[Records from a collection]
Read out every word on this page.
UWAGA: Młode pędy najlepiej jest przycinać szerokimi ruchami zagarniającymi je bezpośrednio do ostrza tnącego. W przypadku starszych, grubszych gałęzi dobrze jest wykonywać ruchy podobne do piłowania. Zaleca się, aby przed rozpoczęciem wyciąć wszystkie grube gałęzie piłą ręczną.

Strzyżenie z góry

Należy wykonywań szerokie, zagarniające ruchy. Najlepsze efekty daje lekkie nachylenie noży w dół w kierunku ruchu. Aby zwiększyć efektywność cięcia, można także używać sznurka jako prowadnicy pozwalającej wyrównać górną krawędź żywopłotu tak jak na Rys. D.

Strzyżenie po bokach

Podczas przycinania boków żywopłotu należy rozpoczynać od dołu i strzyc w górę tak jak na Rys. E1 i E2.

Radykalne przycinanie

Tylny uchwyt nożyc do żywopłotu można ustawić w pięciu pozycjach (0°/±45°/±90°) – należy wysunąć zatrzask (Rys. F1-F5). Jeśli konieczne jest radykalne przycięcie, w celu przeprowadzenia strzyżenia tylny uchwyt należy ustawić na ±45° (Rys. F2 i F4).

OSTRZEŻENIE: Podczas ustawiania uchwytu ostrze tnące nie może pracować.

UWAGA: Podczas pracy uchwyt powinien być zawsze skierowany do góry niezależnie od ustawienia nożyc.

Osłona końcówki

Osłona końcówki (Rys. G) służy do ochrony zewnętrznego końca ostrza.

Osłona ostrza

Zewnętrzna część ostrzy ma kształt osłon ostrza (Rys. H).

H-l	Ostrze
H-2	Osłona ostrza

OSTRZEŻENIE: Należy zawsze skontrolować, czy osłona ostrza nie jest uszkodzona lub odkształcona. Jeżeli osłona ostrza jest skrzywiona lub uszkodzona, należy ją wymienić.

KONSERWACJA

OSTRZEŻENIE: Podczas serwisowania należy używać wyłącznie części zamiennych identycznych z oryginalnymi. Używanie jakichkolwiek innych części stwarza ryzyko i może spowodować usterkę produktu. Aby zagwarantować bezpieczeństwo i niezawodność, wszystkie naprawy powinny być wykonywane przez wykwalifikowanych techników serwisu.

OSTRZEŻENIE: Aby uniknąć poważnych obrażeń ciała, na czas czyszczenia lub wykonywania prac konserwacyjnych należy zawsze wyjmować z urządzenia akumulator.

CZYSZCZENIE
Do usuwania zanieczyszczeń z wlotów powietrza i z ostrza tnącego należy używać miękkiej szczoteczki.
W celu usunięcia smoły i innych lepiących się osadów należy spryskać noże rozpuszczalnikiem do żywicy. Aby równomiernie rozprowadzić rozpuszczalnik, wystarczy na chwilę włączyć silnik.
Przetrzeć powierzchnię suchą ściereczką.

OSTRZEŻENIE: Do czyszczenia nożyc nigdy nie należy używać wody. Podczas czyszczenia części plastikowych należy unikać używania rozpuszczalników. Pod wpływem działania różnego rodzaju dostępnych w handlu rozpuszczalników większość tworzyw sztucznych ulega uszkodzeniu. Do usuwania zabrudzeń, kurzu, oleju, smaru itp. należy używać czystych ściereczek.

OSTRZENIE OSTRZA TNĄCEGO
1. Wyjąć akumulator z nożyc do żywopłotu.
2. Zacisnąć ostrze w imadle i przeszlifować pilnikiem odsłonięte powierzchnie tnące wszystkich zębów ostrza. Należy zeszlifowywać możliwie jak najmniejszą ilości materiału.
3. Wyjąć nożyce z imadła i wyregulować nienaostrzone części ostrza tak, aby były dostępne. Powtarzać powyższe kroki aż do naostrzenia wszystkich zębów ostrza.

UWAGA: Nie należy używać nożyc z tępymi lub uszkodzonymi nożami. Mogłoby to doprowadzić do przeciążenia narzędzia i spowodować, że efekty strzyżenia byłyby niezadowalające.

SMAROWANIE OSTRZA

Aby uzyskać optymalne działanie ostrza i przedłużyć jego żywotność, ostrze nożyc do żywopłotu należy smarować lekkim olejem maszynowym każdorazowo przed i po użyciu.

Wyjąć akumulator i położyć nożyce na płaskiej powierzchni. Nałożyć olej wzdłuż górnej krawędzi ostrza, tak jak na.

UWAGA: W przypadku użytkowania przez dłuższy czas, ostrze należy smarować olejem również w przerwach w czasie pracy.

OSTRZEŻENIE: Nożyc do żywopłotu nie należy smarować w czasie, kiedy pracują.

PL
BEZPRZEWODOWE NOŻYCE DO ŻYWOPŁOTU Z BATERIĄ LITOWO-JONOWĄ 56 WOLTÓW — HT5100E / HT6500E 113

Instructions to follow =>
Word for word, write out all of the data above.

Full answer =>
Read out every word on this page.
UWAGA: Młode pędy najlepiej jest przycinać szerokimi ruchami zagarniającymi je bezpośrednio do ostrza tnącego. W przypadku starszych, grubszych gałęzi dobrze jest wykonywać ruchy podobne do piłowania. Zaleca się, aby przed rozpoczęciem wyciąć wszystkie grube gałęzie piłą ręczną.

Strzyżenie z góry

Należy wykonywań szerokie, zagarniające ruchy. Najlepsze efekty daje lekkie nachylenie noży w dół w kierunku ruchu. Aby zwiększyć efektywność cięcia, można także używać sznurka jako prowadnicy pozwalającej wyrównać górną krawędź żywopłotu tak jak na Rys. D.

Strzyżenie po bokach

Podczas przycinania boków żywopłotu należy rozpoczynać od dołu i strzyc w górę tak jak na Rys. E1 i E2.

Radykalne przycinanie

Tylny uchwyt nożyc do żywopłotu można ustawić w pięciu pozycjach (0°/±45°/±90°) – należy wysunąć zatrzask (Rys. F1-F5). Jeśli konieczne jest radykalne przycięcie, w celu przeprowadzenia strzyżenia tylny uchwyt należy ustawić na ±45° (Rys. F2 i F4).

OSTRZEŻENIE: Podczas ustawiania uchwytu ostrze tnące nie może pracować.

UWAGA: Podczas pracy uchwyt powinien być zawsze skierowany do góry niezależnie od ustawienia nożyc.

Osłona końcówki

Osłona końcówki (Rys. G) służy do ochrony zewnętrznego końca ostrza.

Osłona ostrza

Zewnętrzna część ostrzy ma kształt osłon ostrza (Rys. H).

H-l	Ostrze
H-2	Osłona ostrza

OSTRZEŻENIE: Należy zawsze skontrolować, czy osłona ostrza nie jest uszkodzona lub odkształcona. Jeżeli osłona ostrza jest skrzywiona lub uszkodzona, należy ją wymienić.

KONSERWACJA

OSTRZEŻENIE: Podczas serwisowania należy używać wyłącznie części zamiennych identycznych z oryginalnymi. Używanie jakichkolwiek innych części stwarza ryzyko i może spowodować usterkę produktu. Aby zagwarantować bezpieczeństwo i niezawodność, wszystkie naprawy powinny być wykonywane przez wykwalifikowanych techników serwisu.

OSTRZEŻENIE: Aby uniknąć poważnych obrażeń ciała, na czas czyszczenia lub wykonywania prac konserwacyjnych należy zawsze wyjmować z urządzenia akumulator.

CZYSZCZENIE
Do usuwania zanieczyszczeń z wlotów powietrza i z ostrza tnącego należy używać miękkiej szczoteczki.
W celu usunięcia smoły i innych lepiących się osadów należy spryskać noże rozpuszczalnikiem do żywicy. Aby równomiernie rozprowadzić rozpuszczalnik, wystarczy na chwilę włączyć silnik.
Przetrzeć powierzchnię suchą ściereczką.

OSTRZEŻENIE: Do czyszczenia nożyc nigdy nie należy używać wody. Podczas czyszczenia części plastikowych należy unikać używania rozpuszczalników. Pod wpływem działania różnego rodzaju dostępnych w handlu rozpuszczalników większość tworzyw sztucznych ulega uszkodzeniu. Do usuwania zabrudzeń, kurzu, oleju, smaru itp. należy używać czystych ściereczek.

OSTRZENIE OSTRZA TNĄCEGO
1. Wyjąć akumulator z nożyc do żywopłotu.
2. Zacisnąć ostrze w imadle i przeszlifować pilnikiem odsłonięte powierzchnie tnące wszystkich zębów ostrza. Należy zeszlifowywać możliwie jak najmniejszą ilości materiału.
3. Wyjąć nożyce z imadła i wyregulować nienaostrzone części ostrza tak, aby były dostępne. Powtarzać powyższe kroki aż do naostrzenia wszystkich zębów ostrza.

UWAGA: Nie należy używać nożyc z tępymi lub uszkodzonymi nożami. Mogłoby to doprowadzić do przeciążenia narzędzia i spowodować, że efekty strzyżenia byłyby niezadowalające.

SMAROWANIE OSTRZA

Aby uzyskać optymalne działanie ostrza i przedłużyć jego żywotność, ostrze nożyc do żywopłotu należy smarować lekkim olejem maszynowym każdorazowo przed i po użyciu.

Wyjąć akumulator i położyć nożyce na płaskiej powierzchni. Nałożyć olej wzdłuż górnej krawędzi ostrza, tak jak na.

UWAGA: W przypadku użytkowania przez dłuższy czas, ostrze należy smarować olejem również w przerwach w czasie pracy.

OSTRZEŻENIE: Nożyc do żywopłotu nie należy smarować w czasie, kiedy pracują.

PL
BEZPRZEWODOWE NOŻYCE DO ŻYWOPŁOTU Z BATERIĄ LITOWO-JONOWĄ 56 WOLTÓW — HT5100E / HT6500E 113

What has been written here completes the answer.